:: INFORMATION SUPPLIED ::
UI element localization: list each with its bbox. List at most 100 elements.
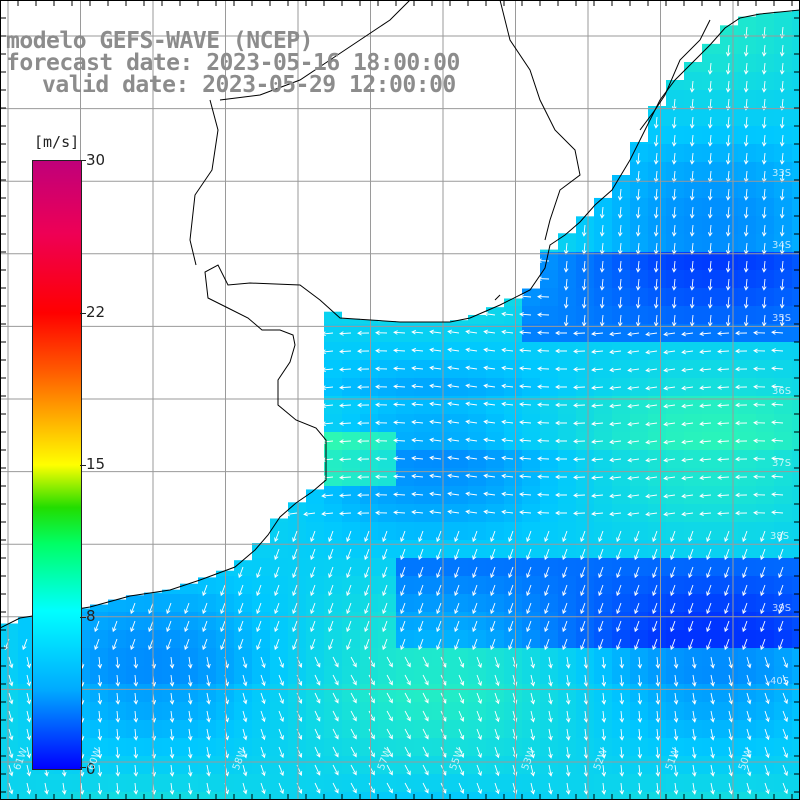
wind-speed-cell xyxy=(792,468,800,486)
border-line xyxy=(189,99,219,266)
wind-vector xyxy=(710,710,715,723)
wind-vector xyxy=(483,491,496,497)
wind-vector xyxy=(422,728,429,740)
wind-vector xyxy=(645,367,658,373)
wind-vector xyxy=(782,710,788,723)
wind-vector xyxy=(735,330,748,336)
wind-vector xyxy=(663,439,676,445)
wind-vector xyxy=(115,710,121,723)
wind-vector xyxy=(548,656,553,669)
wind-vector xyxy=(710,656,715,669)
wind-vector xyxy=(429,473,442,479)
wind-vector xyxy=(519,474,532,479)
wind-speed-cell xyxy=(792,594,800,612)
wind-vector xyxy=(681,331,694,337)
wind-vector xyxy=(707,80,713,93)
wind-vector xyxy=(242,728,248,741)
wind-vector xyxy=(364,530,370,543)
wind-vector xyxy=(169,710,175,723)
wind-vector xyxy=(689,152,695,165)
wind-vector xyxy=(260,710,266,723)
wind-vector xyxy=(619,746,625,759)
wind-vector xyxy=(707,206,713,219)
wind-vector xyxy=(465,383,478,389)
wind-vector xyxy=(537,492,550,497)
wind-vector xyxy=(689,296,695,309)
wind-vector xyxy=(627,439,640,445)
wind-vector xyxy=(357,438,370,444)
wind-vector xyxy=(717,439,730,444)
wind-speed-cell xyxy=(288,792,306,800)
wind-vector xyxy=(465,347,478,353)
wind-vector xyxy=(375,492,388,498)
wind-vector xyxy=(544,548,550,561)
wind-speed-cell xyxy=(792,180,800,198)
forecast-date: forecast date: 2023-05-16 18:00:00 xyxy=(6,50,460,76)
wind-vector xyxy=(671,224,677,237)
wind-vector xyxy=(133,746,139,759)
wind-vector xyxy=(418,620,424,633)
wind-vector xyxy=(548,674,553,687)
wind-vector xyxy=(681,385,694,391)
wind-vector xyxy=(580,620,586,633)
wind-vector xyxy=(501,347,514,353)
wind-speed-cell xyxy=(18,792,36,800)
wind-vector xyxy=(637,728,643,741)
wind-vector xyxy=(148,620,154,633)
wind-vector xyxy=(761,170,767,183)
wind-vector xyxy=(386,728,393,740)
wind-vector xyxy=(8,692,14,705)
wind-vector xyxy=(350,710,357,722)
wind-vector xyxy=(8,656,14,669)
wind-vector xyxy=(187,692,193,705)
wind-vector xyxy=(673,746,679,759)
wind-vector xyxy=(544,602,550,615)
wind-vector xyxy=(187,728,193,741)
wind-vector xyxy=(617,206,623,219)
wind-vector xyxy=(447,473,460,479)
wind-vector xyxy=(565,764,571,777)
wind-vector xyxy=(779,98,785,111)
wind-vector xyxy=(375,384,388,390)
wind-vector xyxy=(357,456,370,462)
wind-vector xyxy=(292,602,298,615)
wind-vector xyxy=(573,385,586,390)
wind-vector xyxy=(447,365,460,371)
wind-vector xyxy=(393,492,406,497)
wind-vector xyxy=(544,620,550,633)
wind-vector xyxy=(778,638,784,651)
wind-vector xyxy=(321,331,334,337)
wind-vector xyxy=(562,602,568,615)
wind-vector xyxy=(526,566,532,579)
wind-vector xyxy=(339,367,352,372)
wind-speed-cell xyxy=(792,396,800,414)
wind-vector xyxy=(645,439,658,445)
wind-vector xyxy=(637,746,643,759)
wind-vector xyxy=(393,366,406,371)
wind-speed-cell xyxy=(792,306,800,324)
wind-vector xyxy=(743,62,749,75)
wind-vector xyxy=(26,764,32,777)
wind-vector xyxy=(735,366,748,372)
wind-vector xyxy=(508,566,514,579)
wind-vector xyxy=(328,530,334,543)
wind-speed-cell xyxy=(792,738,800,756)
wind-vector xyxy=(548,746,553,759)
wind-vector xyxy=(328,638,334,651)
wind-vector xyxy=(753,348,766,354)
wind-vector xyxy=(400,620,406,633)
wind-vector xyxy=(501,365,514,371)
wind-vector xyxy=(490,620,496,633)
wind-vector xyxy=(746,656,752,669)
wind-vector xyxy=(710,674,715,687)
wind-vector xyxy=(601,692,607,705)
model-title: modelo GEFS-WAVE (NCEP) xyxy=(6,28,314,54)
wind-vector xyxy=(418,566,424,579)
wind-vector xyxy=(375,330,388,336)
wind-vector xyxy=(519,384,532,389)
wind-vector xyxy=(404,764,411,776)
wind-speed-cell xyxy=(162,589,180,594)
wind-vector xyxy=(411,509,424,515)
wind-speed-cell xyxy=(792,666,800,684)
wind-vector xyxy=(601,710,607,723)
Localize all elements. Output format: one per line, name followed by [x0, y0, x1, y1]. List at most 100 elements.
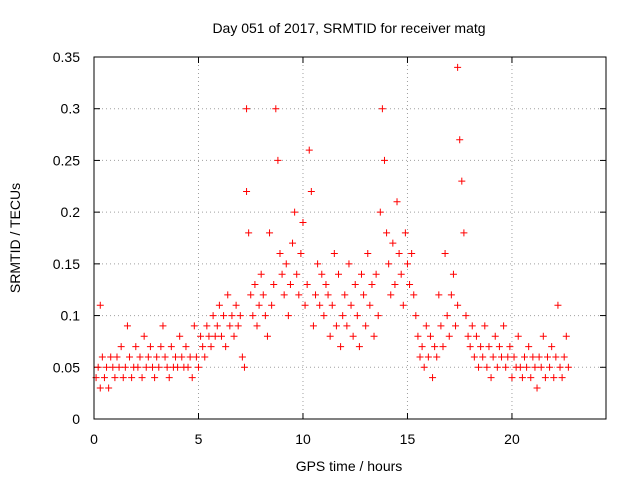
data-point	[531, 363, 539, 371]
data-point	[516, 363, 524, 371]
data-point	[98, 353, 106, 361]
data-point	[393, 198, 401, 206]
data-point	[176, 332, 184, 340]
data-point	[481, 322, 489, 330]
data-point	[228, 312, 236, 320]
y-tick-label: 0.3	[61, 101, 81, 117]
data-point	[475, 363, 483, 371]
data-point	[94, 363, 102, 371]
data-point	[111, 374, 119, 382]
data-point	[429, 374, 437, 382]
data-point	[523, 363, 531, 371]
data-point	[201, 353, 209, 361]
data-point	[454, 63, 462, 71]
data-point	[443, 312, 451, 320]
data-point	[291, 208, 299, 216]
data-point	[351, 281, 359, 289]
data-point	[243, 187, 251, 195]
data-point	[537, 363, 545, 371]
y-tick-label: 0.05	[53, 359, 80, 375]
data-point	[339, 312, 347, 320]
data-point	[328, 301, 336, 309]
data-point	[470, 353, 478, 361]
data-point	[132, 343, 140, 351]
data-point	[270, 281, 278, 289]
data-points	[92, 63, 572, 392]
data-point	[520, 353, 528, 361]
data-point	[184, 363, 192, 371]
data-point	[362, 322, 370, 330]
data-point	[103, 363, 111, 371]
data-point	[153, 353, 161, 361]
data-point	[424, 353, 432, 361]
x-axis-label: GPS time / hours	[296, 458, 403, 474]
data-point	[140, 332, 148, 340]
data-point	[370, 332, 378, 340]
data-point	[217, 332, 225, 340]
data-point	[107, 353, 115, 361]
data-point	[414, 332, 422, 340]
data-point	[548, 343, 556, 351]
data-point	[500, 322, 508, 330]
data-point	[157, 343, 165, 351]
data-point	[301, 301, 309, 309]
data-point	[320, 312, 328, 320]
data-point	[194, 363, 202, 371]
data-point	[395, 250, 403, 258]
data-point	[518, 374, 526, 382]
data-point	[236, 312, 244, 320]
data-point	[403, 260, 411, 268]
data-point	[144, 353, 152, 361]
data-point	[282, 260, 290, 268]
data-point	[399, 301, 407, 309]
data-point	[316, 301, 324, 309]
data-point	[197, 332, 205, 340]
plot-frame	[93, 56, 607, 420]
data-point	[100, 374, 108, 382]
data-point	[230, 332, 238, 340]
data-point	[380, 156, 388, 164]
data-point	[462, 312, 470, 320]
data-point	[163, 363, 171, 371]
data-point	[368, 281, 376, 289]
data-point	[297, 250, 305, 258]
data-point	[238, 353, 246, 361]
data-point	[477, 343, 485, 351]
data-point	[387, 291, 395, 299]
data-point	[113, 353, 121, 361]
x-tick-label: 15	[400, 431, 416, 447]
data-point	[468, 322, 476, 330]
data-point	[213, 322, 221, 330]
data-point	[295, 291, 303, 299]
data-point	[472, 332, 480, 340]
data-point	[378, 105, 386, 113]
data-point	[261, 312, 269, 320]
data-point	[305, 146, 313, 154]
data-point	[243, 105, 251, 113]
data-point	[312, 291, 320, 299]
data-point	[174, 363, 182, 371]
data-point	[479, 353, 487, 361]
data-point	[167, 343, 175, 351]
data-point	[541, 374, 549, 382]
data-point	[211, 332, 219, 340]
data-point	[142, 363, 150, 371]
data-point	[151, 374, 159, 382]
data-point	[357, 270, 365, 278]
data-point	[266, 229, 274, 237]
data-point	[385, 260, 393, 268]
data-point	[347, 301, 355, 309]
data-point	[487, 374, 495, 382]
data-point	[188, 374, 196, 382]
data-point	[408, 250, 416, 258]
data-point	[560, 353, 568, 361]
data-point	[376, 208, 384, 216]
data-point	[437, 322, 445, 330]
data-point	[121, 363, 129, 371]
data-point	[364, 250, 372, 258]
data-point	[447, 291, 455, 299]
data-point	[138, 374, 146, 382]
data-point	[460, 229, 468, 237]
data-point	[508, 374, 516, 382]
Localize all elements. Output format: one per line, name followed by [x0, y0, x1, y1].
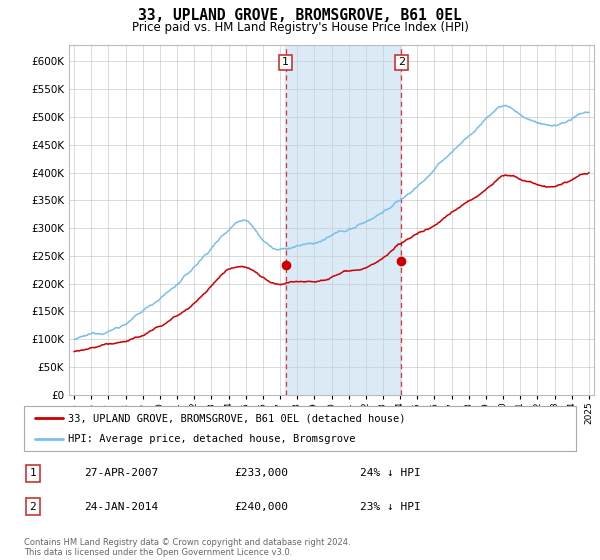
Text: 2: 2	[398, 57, 405, 67]
Text: HPI: Average price, detached house, Bromsgrove: HPI: Average price, detached house, Brom…	[68, 433, 356, 444]
Text: 24-JAN-2014: 24-JAN-2014	[84, 502, 158, 512]
Text: £240,000: £240,000	[234, 502, 288, 512]
Text: Contains HM Land Registry data © Crown copyright and database right 2024.
This d: Contains HM Land Registry data © Crown c…	[24, 538, 350, 557]
Bar	[285, 45, 401, 395]
Text: Price paid vs. HM Land Registry's House Price Index (HPI): Price paid vs. HM Land Registry's House …	[131, 21, 469, 34]
Text: 1: 1	[282, 57, 289, 67]
Text: 1: 1	[29, 468, 37, 478]
Text: 33, UPLAND GROVE, BROMSGROVE, B61 0EL: 33, UPLAND GROVE, BROMSGROVE, B61 0EL	[138, 8, 462, 24]
Text: 24% ↓ HPI: 24% ↓ HPI	[360, 468, 421, 478]
Text: 23% ↓ HPI: 23% ↓ HPI	[360, 502, 421, 512]
Text: £233,000: £233,000	[234, 468, 288, 478]
Text: 33, UPLAND GROVE, BROMSGROVE, B61 0EL (detached house): 33, UPLAND GROVE, BROMSGROVE, B61 0EL (d…	[68, 413, 406, 423]
Text: 2: 2	[29, 502, 37, 512]
Text: 27-APR-2007: 27-APR-2007	[84, 468, 158, 478]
:::
YOUR INSTRUCTIONS:
Rewrite the part of the listing that begins with the line containing "57, 405, 67]" and ends with the line containing "Text: Contains HM", changing "detached house" to "semi-detached house" and leaving everything else as it is. Give only those lines.

RESPONSE TO THIS EXERCISE:
Text: 2: 2	[398, 57, 405, 67]
Text: HPI: Average price, semi-detached house, Bromsgrove: HPI: Average price, semi-detached house, Brom…	[68, 433, 356, 444]
Text: 24-JAN-2014: 24-JAN-2014	[84, 502, 158, 512]
Text: £240,000: £240,000	[234, 502, 288, 512]
Text: Contains HM Land Registry data © Crown copyright and database right 2024.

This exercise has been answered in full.